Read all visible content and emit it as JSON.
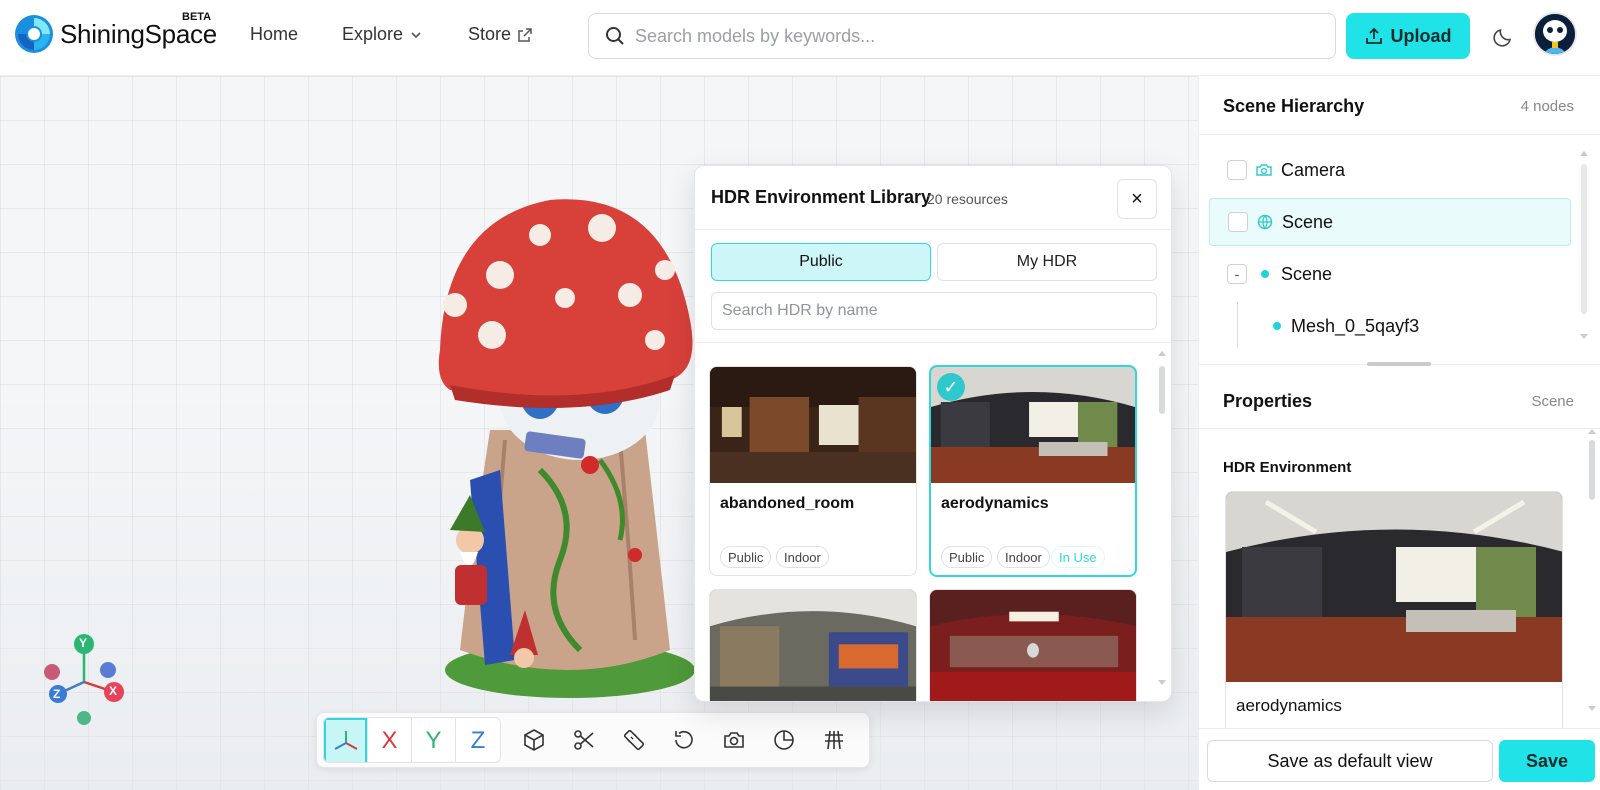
{
  "header": {
    "brand": "ShiningSpace",
    "beta": "BETA",
    "nav": {
      "home": "Home",
      "explore": "Explore",
      "store": "Store"
    },
    "search_placeholder": "Search models by keywords...",
    "upload_label": "Upload"
  },
  "toolbar": {
    "axis_x": "X",
    "axis_y": "Y",
    "axis_z": "Z"
  },
  "gizmo": {
    "y": "Y",
    "z": "Z",
    "x": "X"
  },
  "hdr_dialog": {
    "title": "HDR Environment Library",
    "count": "20 resources",
    "close": "×",
    "tabs": {
      "public": "Public",
      "my_hdr": "My HDR"
    },
    "search_placeholder": "Search HDR by name",
    "cards": [
      {
        "name": "abandoned_room",
        "tags": [
          "Public",
          "Indoor"
        ]
      },
      {
        "name": "aerodynamics",
        "tags": [
          "Public",
          "Indoor",
          "In Use"
        ],
        "selected": true,
        "check": "✓"
      }
    ]
  },
  "scene_hierarchy": {
    "title": "Scene Hierarchy",
    "count": "4 nodes",
    "nodes": [
      {
        "label": "Camera"
      },
      {
        "label": "Scene"
      },
      {
        "label": "Scene",
        "toggle": "-"
      },
      {
        "label": "Mesh_0_5qayf3"
      }
    ]
  },
  "properties": {
    "title": "Properties",
    "context": "Scene",
    "section": "HDR Environment",
    "hdr_name": "aerodynamics"
  },
  "footer": {
    "save_default": "Save as default view",
    "save": "Save"
  },
  "colors": {
    "accent": "#1fe3e6",
    "accent_border": "#33d6da",
    "axis_x": "#d63a3a",
    "axis_y": "#2bb673",
    "axis_z": "#3a7bd5"
  }
}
═══
- _Set problem_: Using the data above, print every line exactly, omitting pictures.

- _Task answer_:
Read all visible content and emit it as JSON.
{
  "header": {
    "brand": "ShiningSpace",
    "beta": "BETA",
    "nav": {
      "home": "Home",
      "explore": "Explore",
      "store": "Store"
    },
    "search_placeholder": "Search models by keywords...",
    "upload_label": "Upload"
  },
  "toolbar": {
    "axis_x": "X",
    "axis_y": "Y",
    "axis_z": "Z"
  },
  "gizmo": {
    "y": "Y",
    "z": "Z",
    "x": "X"
  },
  "hdr_dialog": {
    "title": "HDR Environment Library",
    "count": "20 resources",
    "close": "×",
    "tabs": {
      "public": "Public",
      "my_hdr": "My HDR"
    },
    "search_placeholder": "Search HDR by name",
    "cards": [
      {
        "name": "abandoned_room",
        "tags": [
          "Public",
          "Indoor"
        ]
      },
      {
        "name": "aerodynamics",
        "tags": [
          "Public",
          "Indoor",
          "In Use"
        ],
        "selected": true,
        "check": "✓"
      }
    ]
  },
  "scene_hierarchy": {
    "title": "Scene Hierarchy",
    "count": "4 nodes",
    "nodes": [
      {
        "label": "Camera"
      },
      {
        "label": "Scene"
      },
      {
        "label": "Scene",
        "toggle": "-"
      },
      {
        "label": "Mesh_0_5qayf3"
      }
    ]
  },
  "properties": {
    "title": "Properties",
    "context": "Scene",
    "section": "HDR Environment",
    "hdr_name": "aerodynamics"
  },
  "footer": {
    "save_default": "Save as default view",
    "save": "Save"
  },
  "colors": {
    "accent": "#1fe3e6",
    "accent_border": "#33d6da",
    "axis_x": "#d63a3a",
    "axis_y": "#2bb673",
    "axis_z": "#3a7bd5"
  }
}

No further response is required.